===== Records shown =====
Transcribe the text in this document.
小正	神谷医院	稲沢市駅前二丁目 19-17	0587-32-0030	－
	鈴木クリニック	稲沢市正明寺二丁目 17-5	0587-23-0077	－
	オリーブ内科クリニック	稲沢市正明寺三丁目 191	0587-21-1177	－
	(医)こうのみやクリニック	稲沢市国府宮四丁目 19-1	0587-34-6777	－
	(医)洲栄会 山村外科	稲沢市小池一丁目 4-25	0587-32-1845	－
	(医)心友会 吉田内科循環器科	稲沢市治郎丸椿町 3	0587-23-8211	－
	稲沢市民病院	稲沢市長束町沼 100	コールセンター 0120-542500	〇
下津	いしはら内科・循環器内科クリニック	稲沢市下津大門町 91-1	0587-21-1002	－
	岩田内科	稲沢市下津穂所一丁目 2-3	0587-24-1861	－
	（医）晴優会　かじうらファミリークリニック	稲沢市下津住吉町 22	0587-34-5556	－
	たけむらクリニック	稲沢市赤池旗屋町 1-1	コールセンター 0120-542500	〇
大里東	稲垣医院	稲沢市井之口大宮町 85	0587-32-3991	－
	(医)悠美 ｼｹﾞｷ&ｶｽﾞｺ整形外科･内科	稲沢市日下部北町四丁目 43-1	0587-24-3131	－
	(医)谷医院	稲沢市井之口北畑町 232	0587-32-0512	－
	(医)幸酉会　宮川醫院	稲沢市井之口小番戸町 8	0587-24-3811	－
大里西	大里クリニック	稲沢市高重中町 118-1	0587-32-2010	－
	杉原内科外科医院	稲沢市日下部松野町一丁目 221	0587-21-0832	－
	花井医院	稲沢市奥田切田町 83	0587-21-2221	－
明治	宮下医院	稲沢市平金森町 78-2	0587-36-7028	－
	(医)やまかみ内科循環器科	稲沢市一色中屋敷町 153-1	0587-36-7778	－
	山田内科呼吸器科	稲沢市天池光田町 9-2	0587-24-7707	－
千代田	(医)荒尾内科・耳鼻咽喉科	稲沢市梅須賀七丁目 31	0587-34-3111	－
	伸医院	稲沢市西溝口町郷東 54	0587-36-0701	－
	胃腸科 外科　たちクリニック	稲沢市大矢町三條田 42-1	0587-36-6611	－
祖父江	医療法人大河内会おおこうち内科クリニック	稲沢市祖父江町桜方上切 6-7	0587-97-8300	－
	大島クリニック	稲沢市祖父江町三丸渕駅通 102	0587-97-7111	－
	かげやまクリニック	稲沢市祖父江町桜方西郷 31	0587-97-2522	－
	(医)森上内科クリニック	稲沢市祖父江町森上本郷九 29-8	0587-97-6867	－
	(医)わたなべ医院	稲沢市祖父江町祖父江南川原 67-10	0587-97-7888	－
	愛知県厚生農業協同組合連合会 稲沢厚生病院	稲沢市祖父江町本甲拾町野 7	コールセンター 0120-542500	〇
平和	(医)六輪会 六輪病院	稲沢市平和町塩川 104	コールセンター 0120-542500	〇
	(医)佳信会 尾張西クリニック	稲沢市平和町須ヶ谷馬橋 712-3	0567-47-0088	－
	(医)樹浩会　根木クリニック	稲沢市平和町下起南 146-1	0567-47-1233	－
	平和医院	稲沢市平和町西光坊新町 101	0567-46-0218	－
=====
> Work to complete
Scan the lines for the string "コールセンター". Copy out each line that matches.

> Solution
	稲沢市民病院	稲沢市長束町沼 100	コールセンター 0120-542500	〇
	たけむらクリニック	稲沢市赤池旗屋町 1-1	コールセンター 0120-542500	〇
	愛知県厚生農業協同組合連合会 稲沢厚生病院	稲沢市祖父江町本甲拾町野 7	コールセンター 0120-542500	〇
平和	(医)六輪会 六輪病院	稲沢市平和町塩川 104	コールセンター 0120-542500	〇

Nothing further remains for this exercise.